§ PROBLEM STATEMENT: Show every line that has the string "value" in it.

Items from a figure collection

▬▬▬▬▬▬

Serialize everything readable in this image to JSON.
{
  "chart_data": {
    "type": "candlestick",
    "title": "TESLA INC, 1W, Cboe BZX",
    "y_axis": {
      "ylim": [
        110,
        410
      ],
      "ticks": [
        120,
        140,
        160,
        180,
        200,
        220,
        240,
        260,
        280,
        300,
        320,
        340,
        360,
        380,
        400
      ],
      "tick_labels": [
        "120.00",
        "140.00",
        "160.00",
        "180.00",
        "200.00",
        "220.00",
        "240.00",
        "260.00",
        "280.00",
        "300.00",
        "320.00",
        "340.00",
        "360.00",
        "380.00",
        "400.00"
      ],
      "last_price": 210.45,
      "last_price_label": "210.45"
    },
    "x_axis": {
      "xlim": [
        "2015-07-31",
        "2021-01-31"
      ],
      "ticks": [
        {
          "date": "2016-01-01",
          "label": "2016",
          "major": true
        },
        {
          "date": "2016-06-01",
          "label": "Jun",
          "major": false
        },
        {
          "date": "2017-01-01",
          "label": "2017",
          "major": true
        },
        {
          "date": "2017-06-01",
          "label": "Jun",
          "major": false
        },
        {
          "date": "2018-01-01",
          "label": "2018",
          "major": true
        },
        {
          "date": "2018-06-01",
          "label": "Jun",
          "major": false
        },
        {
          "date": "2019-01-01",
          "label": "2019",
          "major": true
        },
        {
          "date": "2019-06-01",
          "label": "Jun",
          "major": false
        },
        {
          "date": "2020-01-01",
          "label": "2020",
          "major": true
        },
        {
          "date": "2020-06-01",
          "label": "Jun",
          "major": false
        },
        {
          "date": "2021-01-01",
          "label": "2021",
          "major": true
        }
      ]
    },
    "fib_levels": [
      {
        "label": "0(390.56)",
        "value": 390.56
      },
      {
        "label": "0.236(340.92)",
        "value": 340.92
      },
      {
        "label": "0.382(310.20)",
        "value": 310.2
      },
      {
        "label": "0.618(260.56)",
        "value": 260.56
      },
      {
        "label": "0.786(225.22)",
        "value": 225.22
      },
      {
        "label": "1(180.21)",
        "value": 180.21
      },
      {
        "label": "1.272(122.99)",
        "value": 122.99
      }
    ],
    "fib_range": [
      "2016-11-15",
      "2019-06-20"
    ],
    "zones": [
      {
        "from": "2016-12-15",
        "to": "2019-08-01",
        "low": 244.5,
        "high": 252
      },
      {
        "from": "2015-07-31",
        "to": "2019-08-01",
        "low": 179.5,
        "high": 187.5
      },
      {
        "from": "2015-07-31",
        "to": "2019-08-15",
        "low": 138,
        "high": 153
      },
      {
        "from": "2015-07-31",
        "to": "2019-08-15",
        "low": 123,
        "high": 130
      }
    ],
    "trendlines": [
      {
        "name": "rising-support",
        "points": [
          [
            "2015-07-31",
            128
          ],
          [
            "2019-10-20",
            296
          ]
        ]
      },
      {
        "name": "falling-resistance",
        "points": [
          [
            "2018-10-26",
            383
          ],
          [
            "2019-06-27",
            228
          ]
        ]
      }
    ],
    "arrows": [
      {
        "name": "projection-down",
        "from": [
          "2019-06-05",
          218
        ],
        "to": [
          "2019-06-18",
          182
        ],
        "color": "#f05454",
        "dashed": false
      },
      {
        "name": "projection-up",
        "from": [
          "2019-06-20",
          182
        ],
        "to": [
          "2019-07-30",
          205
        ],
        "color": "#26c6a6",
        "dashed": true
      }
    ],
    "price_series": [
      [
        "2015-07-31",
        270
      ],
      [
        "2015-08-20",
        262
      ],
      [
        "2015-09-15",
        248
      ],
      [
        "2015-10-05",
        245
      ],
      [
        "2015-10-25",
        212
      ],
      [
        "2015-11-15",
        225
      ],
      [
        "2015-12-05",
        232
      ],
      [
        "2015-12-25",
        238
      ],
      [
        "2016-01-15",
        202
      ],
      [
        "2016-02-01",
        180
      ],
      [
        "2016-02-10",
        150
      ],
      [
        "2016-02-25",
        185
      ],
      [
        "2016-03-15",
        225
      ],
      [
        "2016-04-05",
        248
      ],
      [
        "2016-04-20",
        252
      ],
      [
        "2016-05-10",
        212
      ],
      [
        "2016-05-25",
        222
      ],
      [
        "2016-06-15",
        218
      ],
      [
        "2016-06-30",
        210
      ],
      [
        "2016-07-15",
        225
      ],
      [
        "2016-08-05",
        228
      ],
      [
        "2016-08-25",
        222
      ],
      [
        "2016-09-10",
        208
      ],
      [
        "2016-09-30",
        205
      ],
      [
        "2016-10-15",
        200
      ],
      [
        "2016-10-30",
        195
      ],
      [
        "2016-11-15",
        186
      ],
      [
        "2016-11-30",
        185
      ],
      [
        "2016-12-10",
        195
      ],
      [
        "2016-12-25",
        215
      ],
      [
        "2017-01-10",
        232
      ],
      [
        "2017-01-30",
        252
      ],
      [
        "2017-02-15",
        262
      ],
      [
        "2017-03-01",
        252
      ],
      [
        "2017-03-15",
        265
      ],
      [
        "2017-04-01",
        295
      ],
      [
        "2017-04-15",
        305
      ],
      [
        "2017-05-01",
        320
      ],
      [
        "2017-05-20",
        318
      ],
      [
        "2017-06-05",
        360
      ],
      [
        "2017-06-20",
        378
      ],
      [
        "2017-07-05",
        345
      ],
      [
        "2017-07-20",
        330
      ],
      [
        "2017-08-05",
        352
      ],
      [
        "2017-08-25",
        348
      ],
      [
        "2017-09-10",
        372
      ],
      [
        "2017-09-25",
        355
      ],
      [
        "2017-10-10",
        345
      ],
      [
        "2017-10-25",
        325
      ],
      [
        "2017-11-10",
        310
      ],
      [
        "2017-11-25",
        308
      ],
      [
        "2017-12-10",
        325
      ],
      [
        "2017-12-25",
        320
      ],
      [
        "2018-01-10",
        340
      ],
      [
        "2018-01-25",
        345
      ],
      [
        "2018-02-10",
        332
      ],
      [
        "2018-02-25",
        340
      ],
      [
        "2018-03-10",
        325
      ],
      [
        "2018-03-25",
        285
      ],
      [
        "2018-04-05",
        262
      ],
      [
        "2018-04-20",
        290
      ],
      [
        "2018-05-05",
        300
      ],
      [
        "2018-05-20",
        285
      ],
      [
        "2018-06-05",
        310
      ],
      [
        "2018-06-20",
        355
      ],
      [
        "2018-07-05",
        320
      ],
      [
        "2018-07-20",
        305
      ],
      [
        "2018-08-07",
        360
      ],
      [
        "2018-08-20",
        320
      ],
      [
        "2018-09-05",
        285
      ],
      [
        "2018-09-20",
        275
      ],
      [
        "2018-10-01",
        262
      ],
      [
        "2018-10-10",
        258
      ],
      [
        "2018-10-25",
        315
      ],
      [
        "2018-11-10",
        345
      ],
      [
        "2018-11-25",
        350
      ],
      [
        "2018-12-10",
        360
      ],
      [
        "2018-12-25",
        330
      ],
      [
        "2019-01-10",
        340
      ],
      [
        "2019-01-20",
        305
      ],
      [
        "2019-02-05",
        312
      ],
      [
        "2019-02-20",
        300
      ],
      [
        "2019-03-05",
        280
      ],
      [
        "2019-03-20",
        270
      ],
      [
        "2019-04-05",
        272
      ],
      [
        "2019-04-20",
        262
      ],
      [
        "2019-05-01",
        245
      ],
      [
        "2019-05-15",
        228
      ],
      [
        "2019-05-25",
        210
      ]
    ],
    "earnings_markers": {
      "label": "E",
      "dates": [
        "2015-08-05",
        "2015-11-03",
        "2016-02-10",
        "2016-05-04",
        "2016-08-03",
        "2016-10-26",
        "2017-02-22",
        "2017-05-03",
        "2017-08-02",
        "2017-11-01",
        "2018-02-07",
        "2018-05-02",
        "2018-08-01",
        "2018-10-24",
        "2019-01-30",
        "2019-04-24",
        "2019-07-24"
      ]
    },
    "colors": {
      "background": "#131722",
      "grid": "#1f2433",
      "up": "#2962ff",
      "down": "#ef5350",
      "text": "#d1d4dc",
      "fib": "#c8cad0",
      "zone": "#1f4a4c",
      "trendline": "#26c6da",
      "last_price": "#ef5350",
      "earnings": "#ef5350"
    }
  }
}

▬▬▬▬▬▬

§ WRITTEN SOLUTION:
        "value": 390.56
        "value": 340.92
        "value": 310.2
        "value": 260.56
        "value": 225.22
        "value": 180.21
        "value": 122.99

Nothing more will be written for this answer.